Auf Okpabis kahlem Kopf glänzt Schweiss, seine Augen sind geweitet. Er verspricht der Kirche eine halbe Million Naira zu spenden bis Ende Jahr, das sind 1000 Franken.

Der Pastor trägt ein Ketchup-rotes Gewand, er sagt: «Bye-bye zum Versagen, bye-bye zur Rückständigkeit.» Er dankt Okpabi für seine Weisheit. Er sagt: Der König sei ein Mann Gottes. Wie Moses sei er.

Doch in Ogoniland gibt es keine Propheten. Es gibt nur Mächtige und Ohnmächtige. Und ein paar Ohnmächtige, die mächtig werden.

Die Rolle des Nigeria-Faktors

Auch Okpabi leckte als Kind Konservenbüchsen aus, die die Shell-Mitarbeiter weggeworfen hatten. Er sagt, der einzige hell erleuchtete Ort im Dorf sei damals die Gasflamme der Förderstelle gewesen. «Wir hatten Angst vor den Weissen», sagt Okpabi. «Aber wir liebten sie.»

Nach der Schule ging Okpabi in die Armee, Anfang der 1980er Jahre mit dem Ersparten in die USA. Er studierte Kriminologie in Texas, daneben fuhr er Taxi, er kellnerte, arbeitete für die Fast-Food-Ketten Taco Bell und McDonald’s, er war Sicherheitsangestellter, schliesslich Bewährungshelfer.

Anfang der 1990er kehrte Okpabi zurück in ein verwandeltes Ogoniland. Er war kein König, er war ein Rückkehrer, der sich inmitten der Unruhen eine Existenz als Unternehmer aufbaute. Okpabi war nicht Teil der Proteste, er war nicht einmal ein Verbündeter – denn er arbeitete für den Ölsektor. Seine Firma handelte mit Ersatzteilen, sie stellte Arbeiter zur Verfügung, führte Bauarbeiten aus. Okpabi war auch Berater.

Er suchte die Nähe zur Politik – mit Erfolg: Er wurde Vorsitzender der staatlichen Rundfunkgesellschaft im Teilstaat Rivers, er beriet den Gouverneur bei der Katastrophenhilfe, er stand der Strassenverkehrsbehörde vor. Er trat auch zu Wahlen an und verlor. Er sagt: «Die guten Leute werden selten gewählt in Nigeria.»

Das änderte sich 2008. Okpabi, nun ein vermögender Mann, wurde ein hochrangiger Chief. Er wurde gewählt – so vergeben die Ogoni hohe traditionelle Ämter. Okpabi war nun ein Gewinner in einer Gegend von Verlierern. Er ist es bis heute.

◆ ◆ ◆ ◆ ◆

Wie geht der Textauszug über Okpabi und das Ogoniland nach dem Satz «Er ist es bis heute.» weiter? Schreibe die Fortsetzung.

◆ ◆ ◆ ◆ ◆

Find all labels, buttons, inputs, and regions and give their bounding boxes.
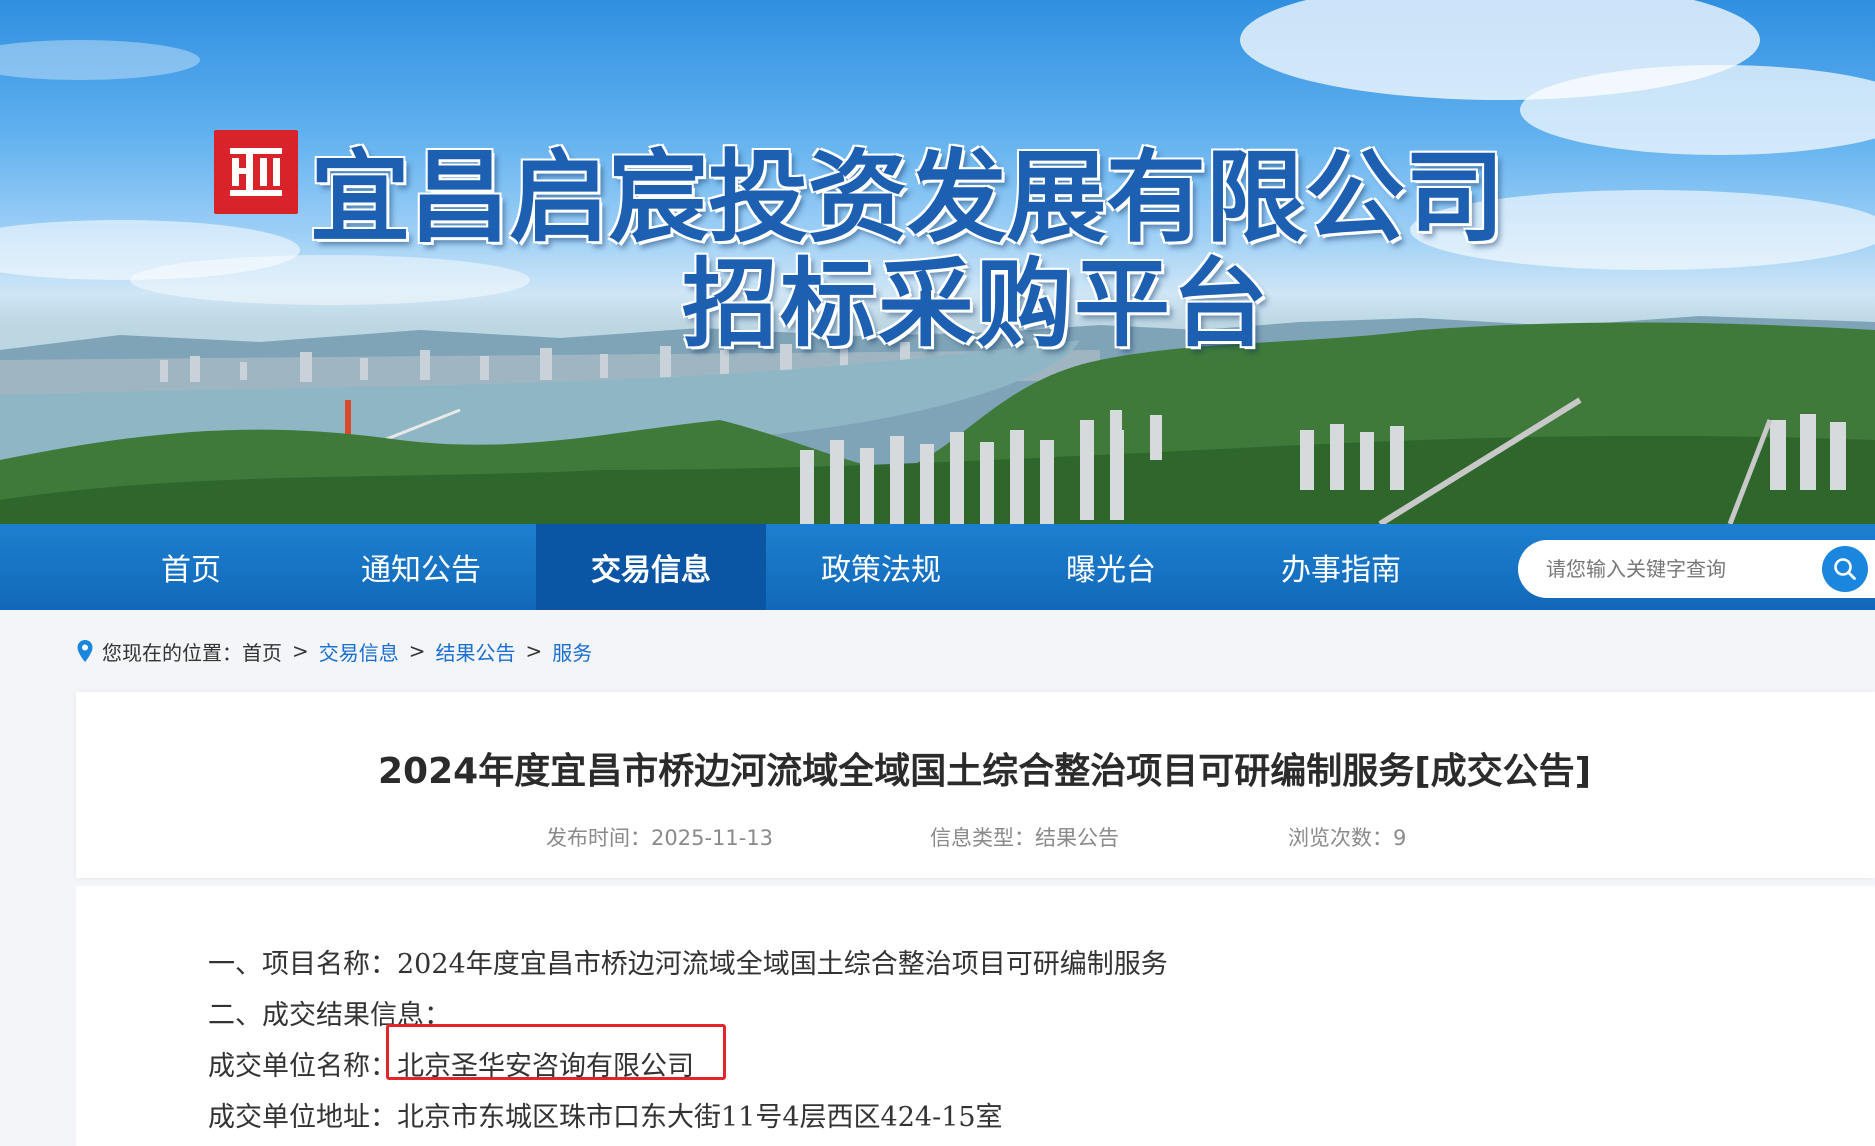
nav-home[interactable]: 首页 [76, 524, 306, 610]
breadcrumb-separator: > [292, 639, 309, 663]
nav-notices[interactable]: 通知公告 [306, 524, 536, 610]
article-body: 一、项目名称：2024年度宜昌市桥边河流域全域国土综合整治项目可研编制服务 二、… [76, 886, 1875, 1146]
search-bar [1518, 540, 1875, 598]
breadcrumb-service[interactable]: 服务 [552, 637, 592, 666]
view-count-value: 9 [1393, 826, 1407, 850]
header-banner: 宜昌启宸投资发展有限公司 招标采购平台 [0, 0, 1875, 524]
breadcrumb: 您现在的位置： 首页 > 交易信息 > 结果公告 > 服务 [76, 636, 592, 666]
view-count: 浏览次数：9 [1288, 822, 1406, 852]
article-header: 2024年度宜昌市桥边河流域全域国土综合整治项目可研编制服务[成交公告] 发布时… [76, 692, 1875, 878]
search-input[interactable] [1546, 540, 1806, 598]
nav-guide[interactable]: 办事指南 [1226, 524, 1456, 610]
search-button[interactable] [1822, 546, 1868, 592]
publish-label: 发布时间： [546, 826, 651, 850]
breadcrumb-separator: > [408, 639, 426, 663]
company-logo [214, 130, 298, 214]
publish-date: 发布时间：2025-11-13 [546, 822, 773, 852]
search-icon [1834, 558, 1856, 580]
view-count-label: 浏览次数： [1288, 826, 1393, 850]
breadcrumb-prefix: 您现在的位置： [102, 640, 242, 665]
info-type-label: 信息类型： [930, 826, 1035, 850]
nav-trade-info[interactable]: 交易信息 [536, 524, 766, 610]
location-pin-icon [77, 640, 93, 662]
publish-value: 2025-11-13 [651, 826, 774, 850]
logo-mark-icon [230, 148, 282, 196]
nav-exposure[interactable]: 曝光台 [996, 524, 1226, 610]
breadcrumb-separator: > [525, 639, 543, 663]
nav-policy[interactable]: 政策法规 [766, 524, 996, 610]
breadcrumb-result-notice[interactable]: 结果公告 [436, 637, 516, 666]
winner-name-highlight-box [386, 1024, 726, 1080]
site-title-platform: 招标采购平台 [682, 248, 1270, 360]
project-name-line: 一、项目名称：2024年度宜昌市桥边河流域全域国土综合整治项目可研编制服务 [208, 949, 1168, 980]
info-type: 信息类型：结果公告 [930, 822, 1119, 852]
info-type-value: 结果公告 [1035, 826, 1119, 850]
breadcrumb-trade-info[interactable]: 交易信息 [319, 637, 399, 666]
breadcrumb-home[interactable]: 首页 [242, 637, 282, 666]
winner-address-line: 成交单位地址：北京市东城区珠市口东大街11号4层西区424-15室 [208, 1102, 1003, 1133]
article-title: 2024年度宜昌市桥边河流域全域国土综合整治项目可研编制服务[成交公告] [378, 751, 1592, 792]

◆ ◆ ◆ ◆ ◆

# ERGEBNIS:
Das Problem mit der Sanierungsbehörde Hyprep, sagt Okpabi, sei das Tempo: Die Behörde sei zu bürokratisch, sie vergebe ihre Aufträge zu langsam.

Andere glauben, dass Hyprep eher an einem sehr nigerianischen Problem krankt: an Korruption. Im Korruptions-Ranking der regierungsunabhängigen Organisation Transparency International lag Nigeria zuletzt auf Rang 149 von 180 Ländern. Niemand in Nigeria glaubt ernsthaft, dass ein Milliardenprojekt wie Hyprep von Korruption verschont bleibt.

Prince Biira, der Präsident der Ogoni-Organisation Mosop, hat einen Begriff für das Problem, er sagt: «Wir sind uns alle bewusst, dass der Nigeria-Faktor eine Rolle spielt.» 360 Millionen Dollar seien bisher an Hyprep geflossen, doch es sei unklar, wofür das Geld verwendet werde. Wo angeblich gereinigt wurde, würden keine Kontrollmessungen durchgeführt; noch immer werde kein sauberes Trinkwasser zur Verfügung gestellt.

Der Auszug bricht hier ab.